**Problem statement:**
Count every line in the entries that contains "Packages". Report that count alone.

**Data rows:**
---

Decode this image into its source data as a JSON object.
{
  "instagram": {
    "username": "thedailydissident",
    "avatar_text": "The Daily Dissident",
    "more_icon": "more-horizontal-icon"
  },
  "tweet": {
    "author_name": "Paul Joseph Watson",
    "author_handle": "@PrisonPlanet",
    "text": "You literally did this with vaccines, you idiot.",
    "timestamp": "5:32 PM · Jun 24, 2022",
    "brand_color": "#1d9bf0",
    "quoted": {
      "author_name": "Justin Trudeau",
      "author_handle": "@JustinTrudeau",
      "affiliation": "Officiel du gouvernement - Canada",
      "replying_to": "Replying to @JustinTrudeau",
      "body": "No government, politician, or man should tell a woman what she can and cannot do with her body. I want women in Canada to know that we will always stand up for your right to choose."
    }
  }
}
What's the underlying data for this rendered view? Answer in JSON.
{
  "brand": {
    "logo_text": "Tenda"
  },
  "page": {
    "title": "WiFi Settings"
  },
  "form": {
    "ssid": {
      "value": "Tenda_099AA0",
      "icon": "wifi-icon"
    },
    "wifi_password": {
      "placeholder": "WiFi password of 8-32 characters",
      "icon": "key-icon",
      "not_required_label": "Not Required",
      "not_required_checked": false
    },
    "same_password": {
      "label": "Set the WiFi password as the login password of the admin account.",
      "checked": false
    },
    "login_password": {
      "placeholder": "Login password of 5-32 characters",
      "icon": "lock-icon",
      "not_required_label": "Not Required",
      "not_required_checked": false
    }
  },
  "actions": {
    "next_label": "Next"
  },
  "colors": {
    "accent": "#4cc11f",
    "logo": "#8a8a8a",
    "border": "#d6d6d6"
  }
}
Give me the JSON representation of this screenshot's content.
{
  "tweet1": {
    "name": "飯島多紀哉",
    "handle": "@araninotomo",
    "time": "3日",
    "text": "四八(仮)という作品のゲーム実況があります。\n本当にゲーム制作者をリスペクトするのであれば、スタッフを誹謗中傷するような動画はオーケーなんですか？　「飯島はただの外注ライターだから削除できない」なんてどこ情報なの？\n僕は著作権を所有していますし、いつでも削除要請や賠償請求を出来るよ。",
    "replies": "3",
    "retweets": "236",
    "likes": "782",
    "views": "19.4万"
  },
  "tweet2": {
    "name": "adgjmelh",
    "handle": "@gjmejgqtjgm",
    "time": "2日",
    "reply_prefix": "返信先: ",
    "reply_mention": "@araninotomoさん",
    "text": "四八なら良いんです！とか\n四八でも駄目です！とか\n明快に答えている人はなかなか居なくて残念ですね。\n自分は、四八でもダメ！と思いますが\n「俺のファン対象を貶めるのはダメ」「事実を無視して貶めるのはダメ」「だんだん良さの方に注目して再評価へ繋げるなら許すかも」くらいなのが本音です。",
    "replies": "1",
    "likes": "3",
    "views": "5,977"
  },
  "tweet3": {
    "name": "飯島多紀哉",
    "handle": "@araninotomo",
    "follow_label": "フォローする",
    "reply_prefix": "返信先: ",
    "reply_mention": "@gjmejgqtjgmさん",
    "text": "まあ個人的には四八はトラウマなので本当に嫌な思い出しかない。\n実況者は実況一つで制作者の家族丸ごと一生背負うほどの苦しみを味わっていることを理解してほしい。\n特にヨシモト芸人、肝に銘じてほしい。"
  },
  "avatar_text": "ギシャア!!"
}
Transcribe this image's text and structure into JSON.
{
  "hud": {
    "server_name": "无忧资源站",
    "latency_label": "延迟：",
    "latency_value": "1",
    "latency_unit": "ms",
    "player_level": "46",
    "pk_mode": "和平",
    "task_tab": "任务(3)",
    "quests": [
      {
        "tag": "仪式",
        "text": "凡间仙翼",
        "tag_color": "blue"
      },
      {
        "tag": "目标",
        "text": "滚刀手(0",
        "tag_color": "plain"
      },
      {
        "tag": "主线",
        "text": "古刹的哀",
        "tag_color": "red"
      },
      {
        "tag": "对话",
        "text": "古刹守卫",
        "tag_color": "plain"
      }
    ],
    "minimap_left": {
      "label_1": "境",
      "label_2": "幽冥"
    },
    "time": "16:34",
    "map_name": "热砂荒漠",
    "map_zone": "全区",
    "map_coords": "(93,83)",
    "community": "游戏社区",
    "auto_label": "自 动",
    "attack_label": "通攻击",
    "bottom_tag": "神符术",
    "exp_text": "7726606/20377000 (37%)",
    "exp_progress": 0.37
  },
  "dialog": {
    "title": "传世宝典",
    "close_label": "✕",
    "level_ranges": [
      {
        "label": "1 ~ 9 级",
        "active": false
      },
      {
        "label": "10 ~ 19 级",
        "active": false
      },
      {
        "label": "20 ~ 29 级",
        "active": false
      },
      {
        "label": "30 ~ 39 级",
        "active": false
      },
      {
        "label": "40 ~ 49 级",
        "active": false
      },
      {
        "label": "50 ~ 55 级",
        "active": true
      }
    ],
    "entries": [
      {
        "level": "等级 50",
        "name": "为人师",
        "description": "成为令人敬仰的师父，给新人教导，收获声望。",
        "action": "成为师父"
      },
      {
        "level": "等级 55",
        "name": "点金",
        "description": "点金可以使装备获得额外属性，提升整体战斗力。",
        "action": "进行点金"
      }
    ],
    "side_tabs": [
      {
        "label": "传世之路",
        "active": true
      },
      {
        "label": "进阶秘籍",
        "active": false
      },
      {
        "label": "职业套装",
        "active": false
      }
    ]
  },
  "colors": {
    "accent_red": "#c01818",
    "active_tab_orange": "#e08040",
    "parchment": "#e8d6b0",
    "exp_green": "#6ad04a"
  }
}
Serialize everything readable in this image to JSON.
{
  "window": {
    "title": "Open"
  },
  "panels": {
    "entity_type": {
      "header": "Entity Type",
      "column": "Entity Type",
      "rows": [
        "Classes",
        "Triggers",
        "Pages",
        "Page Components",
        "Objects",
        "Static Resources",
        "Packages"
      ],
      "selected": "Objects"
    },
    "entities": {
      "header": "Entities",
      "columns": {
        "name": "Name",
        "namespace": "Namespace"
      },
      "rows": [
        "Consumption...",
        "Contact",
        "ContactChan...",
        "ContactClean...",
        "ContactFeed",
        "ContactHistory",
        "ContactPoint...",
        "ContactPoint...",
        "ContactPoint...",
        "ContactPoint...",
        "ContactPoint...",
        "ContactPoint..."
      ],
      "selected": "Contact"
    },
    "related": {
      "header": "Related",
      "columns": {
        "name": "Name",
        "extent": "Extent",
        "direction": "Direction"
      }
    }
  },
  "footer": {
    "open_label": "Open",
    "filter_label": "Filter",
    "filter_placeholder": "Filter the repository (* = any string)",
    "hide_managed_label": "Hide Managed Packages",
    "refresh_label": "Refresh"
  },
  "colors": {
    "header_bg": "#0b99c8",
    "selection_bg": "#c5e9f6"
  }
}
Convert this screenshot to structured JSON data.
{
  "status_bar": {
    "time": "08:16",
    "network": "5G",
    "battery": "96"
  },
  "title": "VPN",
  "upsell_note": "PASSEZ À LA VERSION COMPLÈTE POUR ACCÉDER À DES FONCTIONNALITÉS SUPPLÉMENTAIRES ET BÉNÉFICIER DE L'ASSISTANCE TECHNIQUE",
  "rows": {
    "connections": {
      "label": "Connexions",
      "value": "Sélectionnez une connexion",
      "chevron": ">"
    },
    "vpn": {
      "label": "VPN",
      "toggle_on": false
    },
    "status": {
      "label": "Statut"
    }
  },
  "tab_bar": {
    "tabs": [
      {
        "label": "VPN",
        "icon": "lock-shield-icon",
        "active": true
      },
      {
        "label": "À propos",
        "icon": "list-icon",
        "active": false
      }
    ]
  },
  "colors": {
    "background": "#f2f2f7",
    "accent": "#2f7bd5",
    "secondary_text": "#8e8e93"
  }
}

---

**The reply:**
2